── Listed entries
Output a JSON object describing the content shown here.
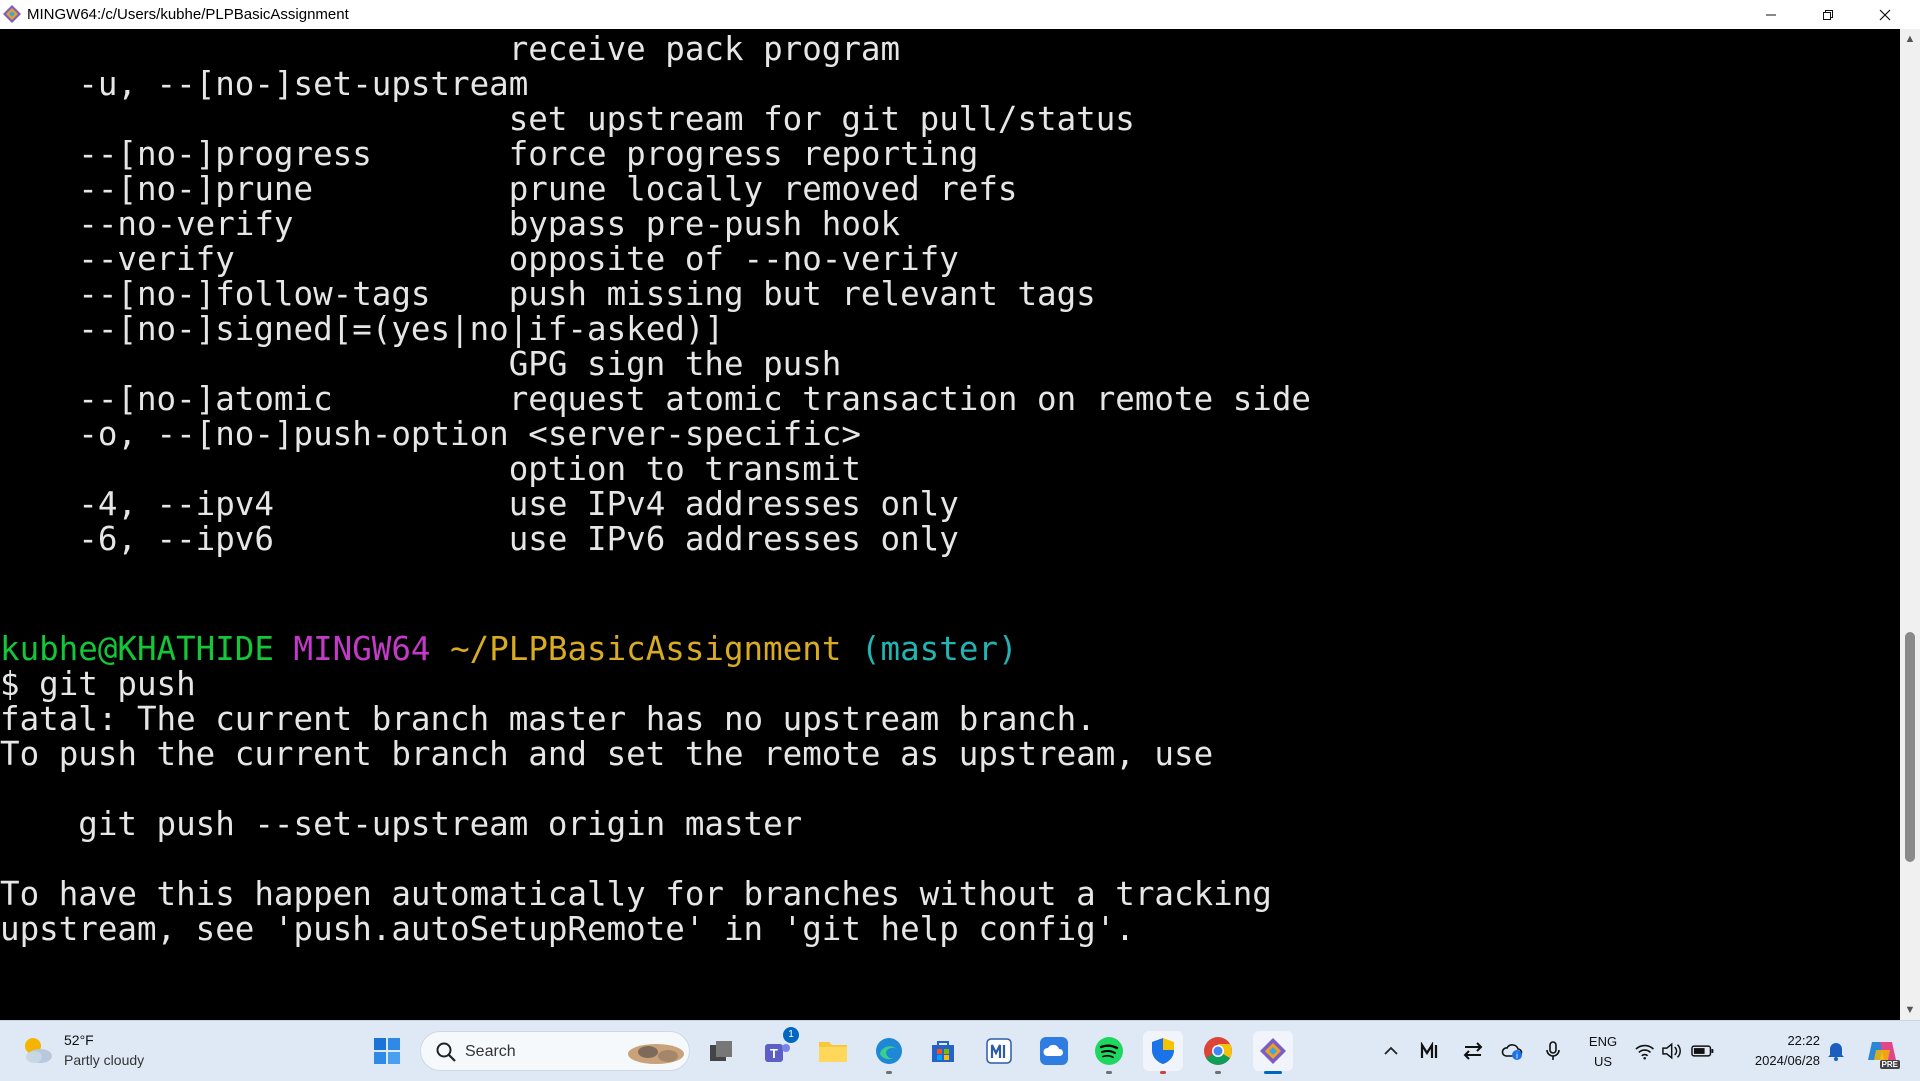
{
  "window": {
    "title": "MINGW64:/c/Users/kubhe/PLPBasicAssignment",
    "minimize_icon": "minimize-icon",
    "maximize_icon": "restore-icon",
    "close_icon": "close-icon"
  },
  "terminal": {
    "help_lines": [
      "                          receive pack program",
      "    -u, --[no-]set-upstream",
      "                          set upstream for git pull/status",
      "    --[no-]progress       force progress reporting",
      "    --[no-]prune          prune locally removed refs",
      "    --no-verify           bypass pre-push hook",
      "    --verify              opposite of --no-verify",
      "    --[no-]follow-tags    push missing but relevant tags",
      "    --[no-]signed[=(yes|no|if-asked)]",
      "                          GPG sign the push",
      "    --[no-]atomic         request atomic transaction on remote side",
      "    -o, --[no-]push-option <server-specific>",
      "                          option to transmit",
      "    -4, --ipv4            use IPv4 addresses only",
      "    -6, --ipv6            use IPv6 addresses only"
    ],
    "prompt": {
      "user_host": "kubhe@KHATHIDE",
      "env": "MINGW64",
      "path": "~/PLPBasicAssignment",
      "branch": "(master)"
    },
    "command": "$ git push",
    "output_lines": [
      "fatal: The current branch master has no upstream branch.",
      "To push the current branch and set the remote as upstream, use",
      "",
      "    git push --set-upstream origin master",
      "",
      "To have this happen automatically for branches without a tracking",
      "upstream, see 'push.autoSetupRemote' in 'git help config'."
    ],
    "colors": {
      "user_host": "#13c738",
      "env": "#c33ac8",
      "path": "#d9ab23",
      "branch": "#22b3b3",
      "text": "#e6e6e6",
      "background": "#000000"
    }
  },
  "taskbar": {
    "weather": {
      "temp": "52°F",
      "desc": "Partly cloudy",
      "icon": "partly-cloudy-icon"
    },
    "search": {
      "label": "Search",
      "icon": "search-icon"
    },
    "apps": [
      {
        "name": "start-button",
        "icon": "windows-logo-icon"
      },
      {
        "name": "task-view",
        "icon": "task-view-icon"
      },
      {
        "name": "teams",
        "icon": "teams-icon",
        "badge": "1"
      },
      {
        "name": "file-explorer",
        "icon": "folder-icon"
      },
      {
        "name": "edge",
        "icon": "edge-icon"
      },
      {
        "name": "microsoft-store",
        "icon": "store-icon"
      },
      {
        "name": "app-ml",
        "icon": "ml-app-icon"
      },
      {
        "name": "onedrive-app",
        "icon": "cloud-app-icon"
      },
      {
        "name": "spotify",
        "icon": "spotify-icon"
      },
      {
        "name": "security",
        "icon": "shield-icon"
      },
      {
        "name": "chrome",
        "icon": "chrome-icon"
      },
      {
        "name": "git-bash",
        "icon": "git-icon"
      }
    ],
    "tray": {
      "lang_top": "ENG",
      "lang_bottom": "US",
      "time": "22:22",
      "date": "2024/06/28"
    },
    "copilot_badge": "PRE"
  }
}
────
**Goal**
Make an exact reproduction of the listing above, without any pictures.

**Task result**
Output a JSON object describing the content shown here.
{
  "window": {
    "title": "MINGW64:/c/Users/kubhe/PLPBasicAssignment",
    "minimize_icon": "minimize-icon",
    "maximize_icon": "restore-icon",
    "close_icon": "close-icon"
  },
  "terminal": {
    "help_lines": [
      "                          receive pack program",
      "    -u, --[no-]set-upstream",
      "                          set upstream for git pull/status",
      "    --[no-]progress       force progress reporting",
      "    --[no-]prune          prune locally removed refs",
      "    --no-verify           bypass pre-push hook",
      "    --verify              opposite of --no-verify",
      "    --[no-]follow-tags    push missing but relevant tags",
      "    --[no-]signed[=(yes|no|if-asked)]",
      "                          GPG sign the push",
      "    --[no-]atomic         request atomic transaction on remote side",
      "    -o, --[no-]push-option <server-specific>",
      "                          option to transmit",
      "    -4, --ipv4            use IPv4 addresses only",
      "    -6, --ipv6            use IPv6 addresses only"
    ],
    "prompt": {
      "user_host": "kubhe@KHATHIDE",
      "env": "MINGW64",
      "path": "~/PLPBasicAssignment",
      "branch": "(master)"
    },
    "command": "$ git push",
    "output_lines": [
      "fatal: The current branch master has no upstream branch.",
      "To push the current branch and set the remote as upstream, use",
      "",
      "    git push --set-upstream origin master",
      "",
      "To have this happen automatically for branches without a tracking",
      "upstream, see 'push.autoSetupRemote' in 'git help config'."
    ],
    "colors": {
      "user_host": "#13c738",
      "env": "#c33ac8",
      "path": "#d9ab23",
      "branch": "#22b3b3",
      "text": "#e6e6e6",
      "background": "#000000"
    }
  },
  "taskbar": {
    "weather": {
      "temp": "52°F",
      "desc": "Partly cloudy",
      "icon": "partly-cloudy-icon"
    },
    "search": {
      "label": "Search",
      "icon": "search-icon"
    },
    "apps": [
      {
        "name": "start-button",
        "icon": "windows-logo-icon"
      },
      {
        "name": "task-view",
        "icon": "task-view-icon"
      },
      {
        "name": "teams",
        "icon": "teams-icon",
        "badge": "1"
      },
      {
        "name": "file-explorer",
        "icon": "folder-icon"
      },
      {
        "name": "edge",
        "icon": "edge-icon"
      },
      {
        "name": "microsoft-store",
        "icon": "store-icon"
      },
      {
        "name": "app-ml",
        "icon": "ml-app-icon"
      },
      {
        "name": "onedrive-app",
        "icon": "cloud-app-icon"
      },
      {
        "name": "spotify",
        "icon": "spotify-icon"
      },
      {
        "name": "security",
        "icon": "shield-icon"
      },
      {
        "name": "chrome",
        "icon": "chrome-icon"
      },
      {
        "name": "git-bash",
        "icon": "git-icon"
      }
    ],
    "tray": {
      "lang_top": "ENG",
      "lang_bottom": "US",
      "time": "22:22",
      "date": "2024/06/28"
    },
    "copilot_badge": "PRE"
  }
}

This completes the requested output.